[TO DO] State how many lines contain "плате", and write nothing except that count.
* Begin TASK DATA *
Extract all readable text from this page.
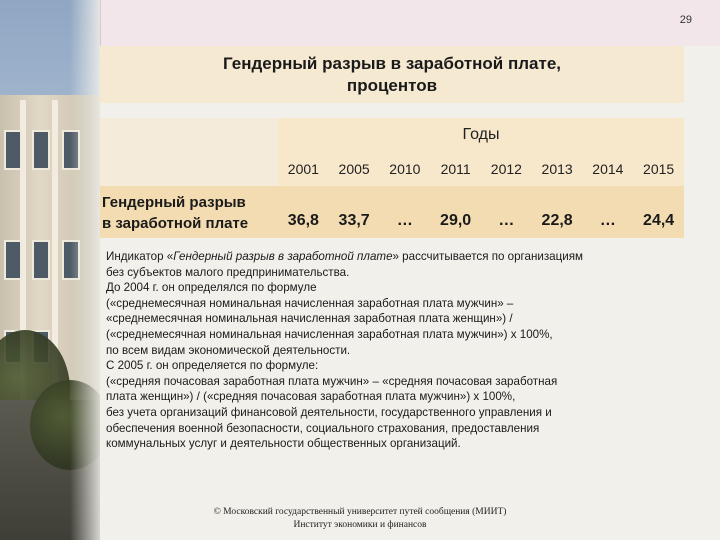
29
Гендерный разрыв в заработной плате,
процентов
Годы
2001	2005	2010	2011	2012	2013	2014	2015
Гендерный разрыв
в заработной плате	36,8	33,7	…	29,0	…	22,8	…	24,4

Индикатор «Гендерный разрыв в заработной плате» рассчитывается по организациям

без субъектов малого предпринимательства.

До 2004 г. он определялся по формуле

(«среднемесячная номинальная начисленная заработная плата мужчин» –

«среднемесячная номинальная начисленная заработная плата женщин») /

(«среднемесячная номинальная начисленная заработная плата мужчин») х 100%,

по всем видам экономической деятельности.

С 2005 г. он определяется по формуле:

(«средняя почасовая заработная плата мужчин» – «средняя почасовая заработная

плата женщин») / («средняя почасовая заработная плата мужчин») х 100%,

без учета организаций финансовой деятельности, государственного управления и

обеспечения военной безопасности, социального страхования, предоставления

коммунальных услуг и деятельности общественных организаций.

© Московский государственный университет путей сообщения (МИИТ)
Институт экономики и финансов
* End TASK DATA *
[COMPLETE OUTPUT] 3